Begin
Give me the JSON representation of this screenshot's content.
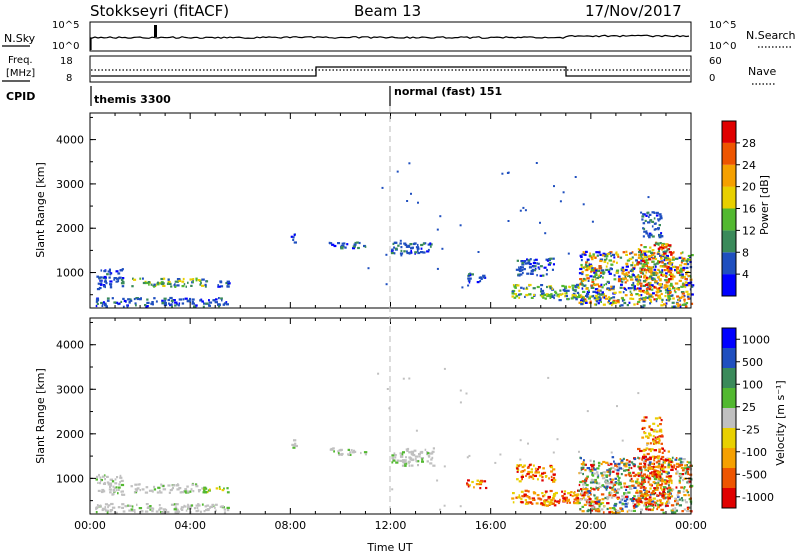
{
  "header": {
    "station": "Stokkseyri (fitACF)",
    "beam": "Beam 13",
    "date": "17/Nov/2017"
  },
  "nsky": {
    "label": "N.Sky",
    "left_ticks": [
      "10^5",
      "10^0"
    ],
    "right_ticks": [
      "10^5",
      "10^0"
    ],
    "right_label": "N.Search"
  },
  "freq": {
    "label": "Freq.",
    "unit": "[MHz]",
    "left_ticks": [
      "18",
      "8"
    ],
    "right_ticks": [
      "60",
      "0"
    ],
    "right_label": "Nave"
  },
  "cpid": {
    "label": "CPID",
    "segments": [
      {
        "start_h": 0,
        "text": "themis 3300"
      },
      {
        "start_h": 12,
        "text": "normal (fast) 151"
      }
    ]
  },
  "colors": {
    "scale": [
      "#0000ff",
      "#1f4fbf",
      "#3a8a5a",
      "#52b830",
      "#e8d000",
      "#f5a000",
      "#ee5500",
      "#e00000"
    ],
    "ground_scatter": "#c0c0c0",
    "midline": "#bbbbbb"
  },
  "chart_data": [
    {
      "type": "heatmap",
      "title": "Power",
      "xlabel": "",
      "ylabel": "Slant Range [km]",
      "xlim": [
        0,
        24
      ],
      "ylim": [
        200,
        4600
      ],
      "x_ticks": [],
      "y_ticks": [
        "1000",
        "2000",
        "3000",
        "4000"
      ],
      "colorbar": {
        "label": "Power [dB]",
        "range": [
          0,
          32
        ],
        "ticks": [
          "4",
          "8",
          "12",
          "16",
          "20",
          "24",
          "28"
        ]
      },
      "echo_regions": [
        {
          "t": [
            0.2,
            5.5
          ],
          "r": [
            250,
            450
          ],
          "level": "low"
        },
        {
          "t": [
            0.2,
            1.3
          ],
          "r": [
            650,
            1100
          ],
          "level": "low"
        },
        {
          "t": [
            1.6,
            4.5
          ],
          "r": [
            700,
            900
          ],
          "level": "mid"
        },
        {
          "t": [
            4.5,
            5.5
          ],
          "r": [
            700,
            850
          ],
          "level": "low"
        },
        {
          "t": [
            8.0,
            8.2
          ],
          "r": [
            1700,
            1900
          ],
          "level": "low"
        },
        {
          "t": [
            9.5,
            11.0
          ],
          "r": [
            1550,
            1700
          ],
          "level": "low"
        },
        {
          "t": [
            12.0,
            13.7
          ],
          "r": [
            1400,
            1700
          ],
          "level": "low"
        },
        {
          "t": [
            15.0,
            15.8
          ],
          "r": [
            800,
            1000
          ],
          "level": "low"
        },
        {
          "t": [
            17.0,
            18.5
          ],
          "r": [
            950,
            1350
          ],
          "level": "low"
        },
        {
          "t": [
            16.8,
            20.0
          ],
          "r": [
            450,
            750
          ],
          "level": "mid"
        },
        {
          "t": [
            18.0,
            20.5
          ],
          "r": [
            400,
            550
          ],
          "level": "mid"
        },
        {
          "t": [
            19.5,
            24.0
          ],
          "r": [
            250,
            1500
          ],
          "level": "mixed"
        },
        {
          "t": [
            21.8,
            23.2
          ],
          "r": [
            400,
            1700
          ],
          "level": "high"
        },
        {
          "t": [
            22.0,
            22.8
          ],
          "r": [
            1800,
            2400
          ],
          "level": "low"
        }
      ]
    },
    {
      "type": "heatmap",
      "title": "Velocity",
      "xlabel": "Time UT",
      "ylabel": "Slant Range [km]",
      "xlim": [
        0,
        24
      ],
      "ylim": [
        200,
        4600
      ],
      "x_ticks": [
        "00:00",
        "04:00",
        "08:00",
        "12:00",
        "16:00",
        "20:00",
        "00:00"
      ],
      "y_ticks": [
        "1000",
        "2000",
        "3000",
        "4000"
      ],
      "colorbar": {
        "label": "Velocity [m s⁻¹]",
        "ticks": [
          "1000",
          "500",
          "100",
          "25",
          "-25",
          "-100",
          "-500",
          "-1000"
        ]
      },
      "echo_regions": [
        {
          "t": [
            0.2,
            5.5
          ],
          "r": [
            250,
            450
          ],
          "level": "gs"
        },
        {
          "t": [
            0.2,
            1.3
          ],
          "r": [
            650,
            1100
          ],
          "level": "gs"
        },
        {
          "t": [
            1.6,
            4.5
          ],
          "r": [
            700,
            900
          ],
          "level": "gs"
        },
        {
          "t": [
            4.5,
            5.5
          ],
          "r": [
            700,
            850
          ],
          "level": "pos"
        },
        {
          "t": [
            8.0,
            8.2
          ],
          "r": [
            1700,
            1900
          ],
          "level": "gs"
        },
        {
          "t": [
            9.5,
            11.0
          ],
          "r": [
            1550,
            1700
          ],
          "level": "gs"
        },
        {
          "t": [
            12.0,
            13.7
          ],
          "r": [
            1300,
            1700
          ],
          "level": "gs"
        },
        {
          "t": [
            15.0,
            15.8
          ],
          "r": [
            800,
            1000
          ],
          "level": "neg"
        },
        {
          "t": [
            17.0,
            18.5
          ],
          "r": [
            950,
            1350
          ],
          "level": "neg"
        },
        {
          "t": [
            16.8,
            20.0
          ],
          "r": [
            450,
            750
          ],
          "level": "neg"
        },
        {
          "t": [
            18.0,
            20.5
          ],
          "r": [
            400,
            550
          ],
          "level": "neg"
        },
        {
          "t": [
            19.5,
            24.0
          ],
          "r": [
            250,
            1500
          ],
          "level": "mixed"
        },
        {
          "t": [
            21.8,
            23.2
          ],
          "r": [
            400,
            1700
          ],
          "level": "neg"
        },
        {
          "t": [
            22.0,
            22.8
          ],
          "r": [
            1800,
            2400
          ],
          "level": "neg"
        }
      ]
    }
  ]
}
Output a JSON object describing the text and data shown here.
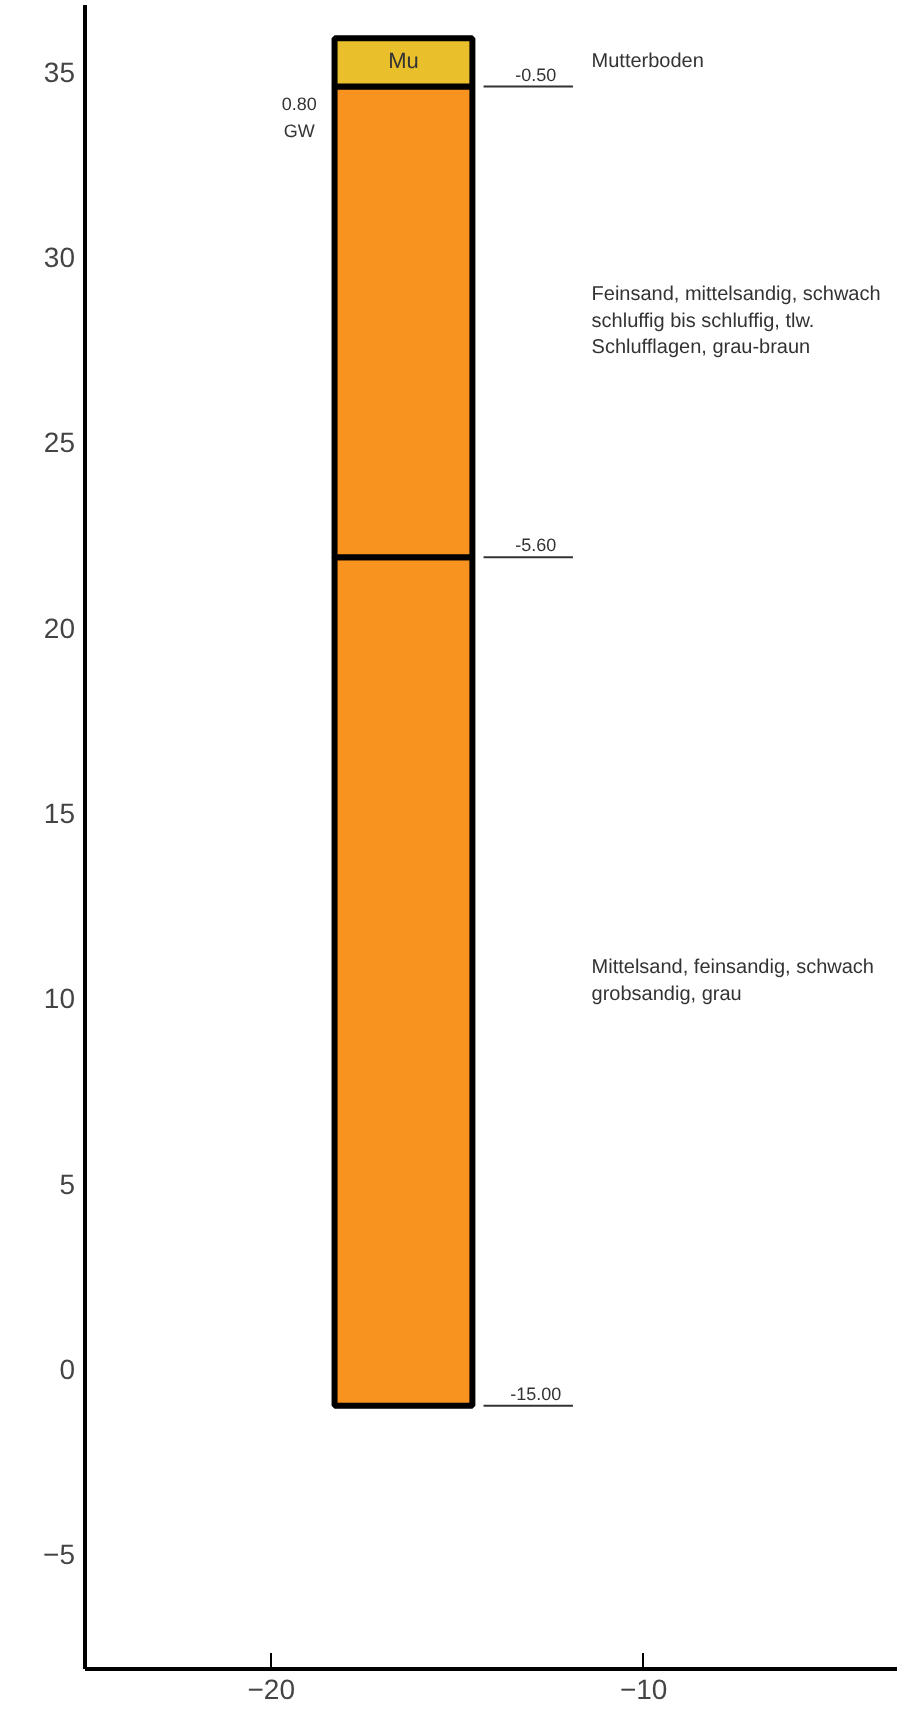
End
Retype the whole listing, keeping every line identical and omitting all pictures.

Give me the JSON representation of this screenshot's content.
{
  "header": {
    "station": "Stokkseyri (fitACF)",
    "beam": "Beam 13",
    "date": "17/Nov/2017"
  },
  "nsky": {
    "label": "N.Sky",
    "left_ticks": [
      "10^5",
      "10^0"
    ],
    "right_ticks": [
      "10^5",
      "10^0"
    ],
    "right_label": "N.Search"
  },
  "freq": {
    "label": "Freq.",
    "unit": "[MHz]",
    "left_ticks": [
      "18",
      "8"
    ],
    "right_ticks": [
      "60",
      "0"
    ],
    "right_label": "Nave"
  },
  "cpid": {
    "label": "CPID",
    "segments": [
      {
        "start_h": 0,
        "text": "themis 3300"
      },
      {
        "start_h": 12,
        "text": "normal (fast) 151"
      }
    ]
  },
  "colors": {
    "scale": [
      "#0000ff",
      "#1f4fbf",
      "#3a8a5a",
      "#52b830",
      "#e8d000",
      "#f5a000",
      "#ee5500",
      "#e00000"
    ],
    "ground_scatter": "#c0c0c0",
    "midline": "#bbbbbb"
  },
  "chart_data": [
    {
      "type": "heatmap",
      "title": "Power",
      "xlabel": "",
      "ylabel": "Slant Range [km]",
      "xlim": [
        0,
        24
      ],
      "ylim": [
        200,
        4600
      ],
      "x_ticks": [],
      "y_ticks": [
        "1000",
        "2000",
        "3000",
        "4000"
      ],
      "colorbar": {
        "label": "Power [dB]",
        "range": [
          0,
          32
        ],
        "ticks": [
          "4",
          "8",
          "12",
          "16",
          "20",
          "24",
          "28"
        ]
      },
      "echo_regions": [
        {
          "t": [
            0.2,
            5.5
          ],
          "r": [
            250,
            450
          ],
          "level": "low"
        },
        {
          "t": [
            0.2,
            1.3
          ],
          "r": [
            650,
            1100
          ],
          "level": "low"
        },
        {
          "t": [
            1.6,
            4.5
          ],
          "r": [
            700,
            900
          ],
          "level": "mid"
        },
        {
          "t": [
            4.5,
            5.5
          ],
          "r": [
            700,
            850
          ],
          "level": "low"
        },
        {
          "t": [
            8.0,
            8.2
          ],
          "r": [
            1700,
            1900
          ],
          "level": "low"
        },
        {
          "t": [
            9.5,
            11.0
          ],
          "r": [
            1550,
            1700
          ],
          "level": "low"
        },
        {
          "t": [
            12.0,
            13.7
          ],
          "r": [
            1400,
            1700
          ],
          "level": "low"
        },
        {
          "t": [
            15.0,
            15.8
          ],
          "r": [
            800,
            1000
          ],
          "level": "low"
        },
        {
          "t": [
            17.0,
            18.5
          ],
          "r": [
            950,
            1350
          ],
          "level": "low"
        },
        {
          "t": [
            16.8,
            20.0
          ],
          "r": [
            450,
            750
          ],
          "level": "mid"
        },
        {
          "t": [
            18.0,
            20.5
          ],
          "r": [
            400,
            550
          ],
          "level": "mid"
        },
        {
          "t": [
            19.5,
            24.0
          ],
          "r": [
            250,
            1500
          ],
          "level": "mixed"
        },
        {
          "t": [
            21.8,
            23.2
          ],
          "r": [
            400,
            1700
          ],
          "level": "high"
        },
        {
          "t": [
            22.0,
            22.8
          ],
          "r": [
            1800,
            2400
          ],
          "level": "low"
        }
      ]
    },
    {
      "type": "heatmap",
      "title": "Velocity",
      "xlabel": "Time UT",
      "ylabel": "Slant Range [km]",
      "xlim": [
        0,
        24
      ],
      "ylim": [
        200,
        4600
      ],
      "x_ticks": [
        "00:00",
        "04:00",
        "08:00",
        "12:00",
        "16:00",
        "20:00",
        "00:00"
      ],
      "y_ticks": [
        "1000",
        "2000",
        "3000",
        "4000"
      ],
      "colorbar": {
        "label": "Velocity [m s⁻¹]",
        "ticks": [
          "1000",
          "500",
          "100",
          "25",
          "-25",
          "-100",
          "-500",
          "-1000"
        ]
      },
      "echo_regions": [
        {
          "t": [
            0.2,
            5.5
          ],
          "r": [
            250,
            450
          ],
          "level": "gs"
        },
        {
          "t": [
            0.2,
            1.3
          ],
          "r": [
            650,
            1100
          ],
          "level": "gs"
        },
        {
          "t": [
            1.6,
            4.5
          ],
          "r": [
            700,
            900
          ],
          "level": "gs"
        },
        {
          "t": [
            4.5,
            5.5
          ],
          "r": [
            700,
            850
          ],
          "level": "pos"
        },
        {
          "t": [
            8.0,
            8.2
          ],
          "r": [
            1700,
            1900
          ],
          "level": "gs"
        },
        {
          "t": [
            9.5,
            11.0
          ],
          "r": [
            1550,
            1700
          ],
          "level": "gs"
        },
        {
          "t": [
            12.0,
            13.7
          ],
          "r": [
            1300,
            1700
          ],
          "level": "gs"
        },
        {
          "t": [
            15.0,
            15.8
          ],
          "r": [
            800,
            1000
          ],
          "level": "neg"
        },
        {
          "t": [
            17.0,
            18.5
          ],
          "r": [
            950,
            1350
          ],
          "level": "neg"
        },
        {
          "t": [
            16.8,
            20.0
          ],
          "r": [
            450,
            750
          ],
          "level": "neg"
        },
        {
          "t": [
            18.0,
            20.5
          ],
          "r": [
            400,
            550
          ],
          "level": "neg"
        },
        {
          "t": [
            19.5,
            24.0
          ],
          "r": [
            250,
            1500
          ],
          "level": "mixed"
        },
        {
          "t": [
            21.8,
            23.2
          ],
          "r": [
            400,
            1700
          ],
          "level": "neg"
        },
        {
          "t": [
            22.0,
            22.8
          ],
          "r": [
            1800,
            2400
          ],
          "level": "neg"
        }
      ]
    }
  ]
}
Output a JSON object describing the text and data shown here.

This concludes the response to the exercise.